MATERIAL FOR THIS TASK -

* BEGIN *

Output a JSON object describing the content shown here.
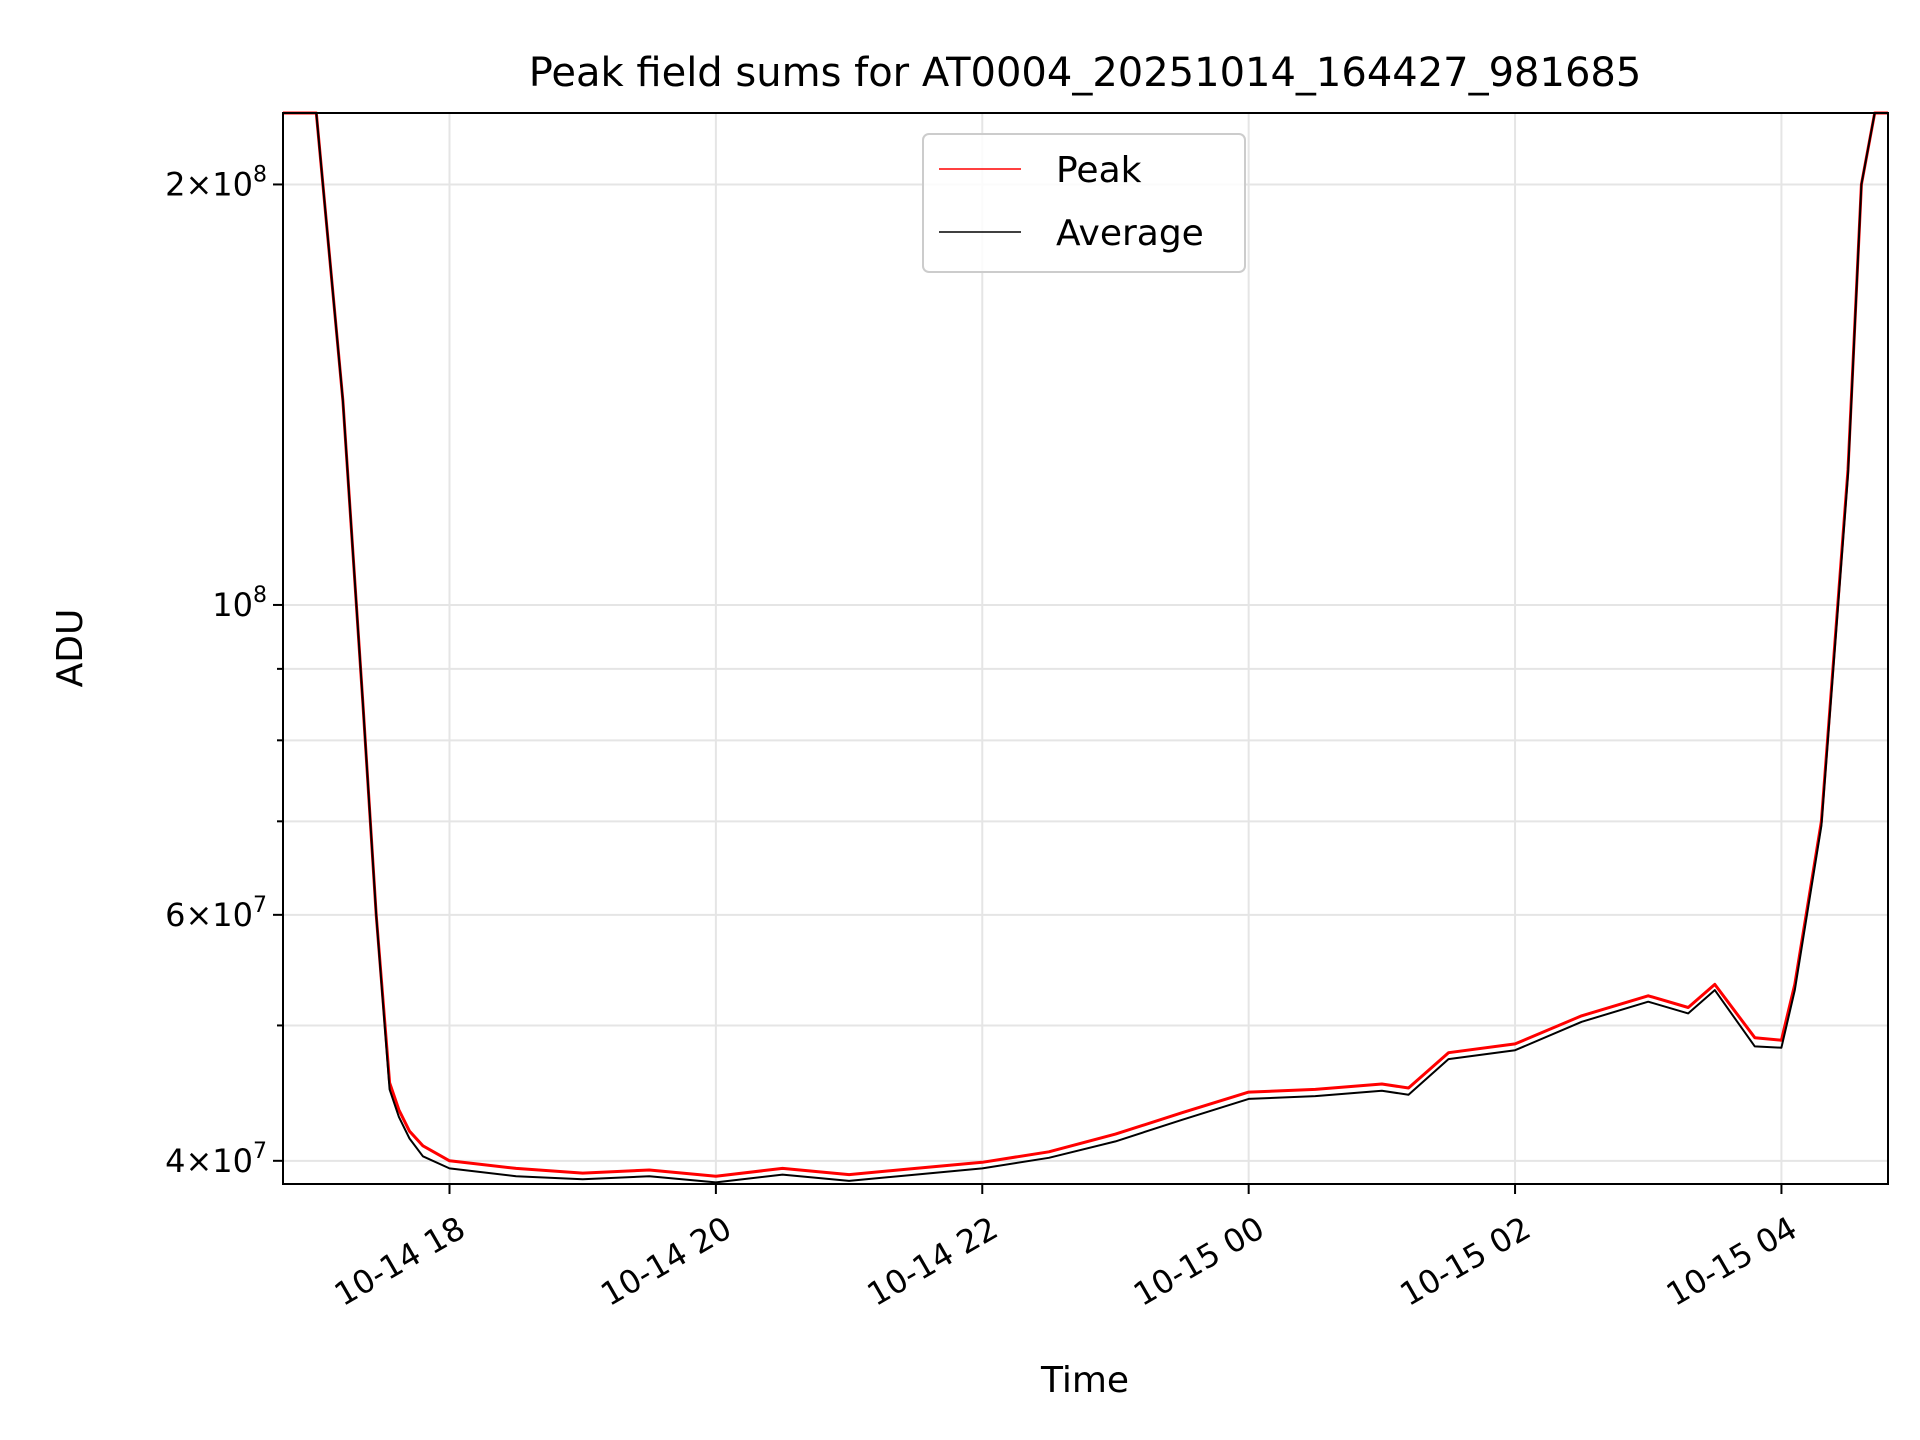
{
  "chart_data": {
    "type": "line",
    "title": "Peak field sums for AT0004_20251014_164427_981685",
    "xlabel": "Time",
    "ylabel": "ADU",
    "yscale": "log",
    "ylim": [
      38500000,
      225000000
    ],
    "xlim_hours": [
      16.75,
      28.8
    ],
    "grid": true,
    "legend_loc": "upper center",
    "x_ticks": [
      {
        "hours": 18,
        "label": "10-14 18"
      },
      {
        "hours": 20,
        "label": "10-14 20"
      },
      {
        "hours": 22,
        "label": "10-14 22"
      },
      {
        "hours": 24,
        "label": "10-15 00"
      },
      {
        "hours": 26,
        "label": "10-15 02"
      },
      {
        "hours": 28,
        "label": "10-15 04"
      }
    ],
    "y_major_ticks": [
      {
        "value": 40000000,
        "mant": "4",
        "exp": "7"
      },
      {
        "value": 60000000,
        "mant": "6",
        "exp": "7"
      },
      {
        "value": 100000000,
        "mant": "",
        "exp": "8"
      },
      {
        "value": 200000000,
        "mant": "2",
        "exp": "8"
      }
    ],
    "y_grid_values": [
      40000000,
      50000000,
      60000000,
      70000000,
      80000000,
      90000000,
      100000000,
      200000000
    ],
    "series": [
      {
        "name": "Peak",
        "color": "#ff0000",
        "x_hours": [
          16.75,
          17.0,
          17.2,
          17.35,
          17.45,
          17.55,
          17.62,
          17.7,
          17.8,
          18.0,
          18.5,
          19.0,
          19.5,
          20.0,
          20.5,
          21.0,
          21.5,
          22.0,
          22.5,
          23.0,
          23.5,
          24.0,
          24.5,
          25.0,
          25.2,
          25.5,
          26.0,
          26.5,
          27.0,
          27.3,
          27.5,
          27.8,
          28.0,
          28.1,
          28.3,
          28.5,
          28.6,
          28.7,
          28.8
        ],
        "values": [
          225000000,
          225000000,
          140000000,
          85000000,
          60000000,
          45500000,
          43500000,
          42000000,
          41000000,
          40000000,
          39500000,
          39200000,
          39400000,
          39000000,
          39500000,
          39100000,
          39500000,
          39900000,
          40600000,
          41800000,
          43300000,
          44800000,
          45000000,
          45400000,
          45100000,
          47800000,
          48500000,
          50800000,
          52500000,
          51500000,
          53500000,
          49000000,
          48800000,
          53500000,
          70000000,
          125000000,
          200000000,
          225000000,
          225000000
        ]
      },
      {
        "name": "Average",
        "color": "#000000",
        "x_hours": [
          16.75,
          17.0,
          17.2,
          17.35,
          17.45,
          17.55,
          17.62,
          17.7,
          17.8,
          18.0,
          18.5,
          19.0,
          19.5,
          20.0,
          20.5,
          21.0,
          21.5,
          22.0,
          22.5,
          23.0,
          23.5,
          24.0,
          24.5,
          25.0,
          25.2,
          25.5,
          26.0,
          26.5,
          27.0,
          27.3,
          27.5,
          27.8,
          28.0,
          28.1,
          28.3,
          28.5,
          28.6,
          28.7,
          28.8
        ],
        "values": [
          225000000,
          225000000,
          140000000,
          85000000,
          60000000,
          45000000,
          43000000,
          41500000,
          40300000,
          39500000,
          39000000,
          38800000,
          39000000,
          38600000,
          39100000,
          38700000,
          39100000,
          39500000,
          40200000,
          41300000,
          42800000,
          44300000,
          44500000,
          44900000,
          44600000,
          47300000,
          48000000,
          50300000,
          52000000,
          51000000,
          53000000,
          48300000,
          48200000,
          53000000,
          69500000,
          124000000,
          200000000,
          225000000,
          225000000
        ]
      }
    ]
  }
}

* END *

WORK INSTRUCTIONS - Copy out every line in the entries above that holds "Peak".

OUTPUT BELOW -
    "title": "Peak field sums for AT0004_20251014_164427_981685",
        "name": "Peak",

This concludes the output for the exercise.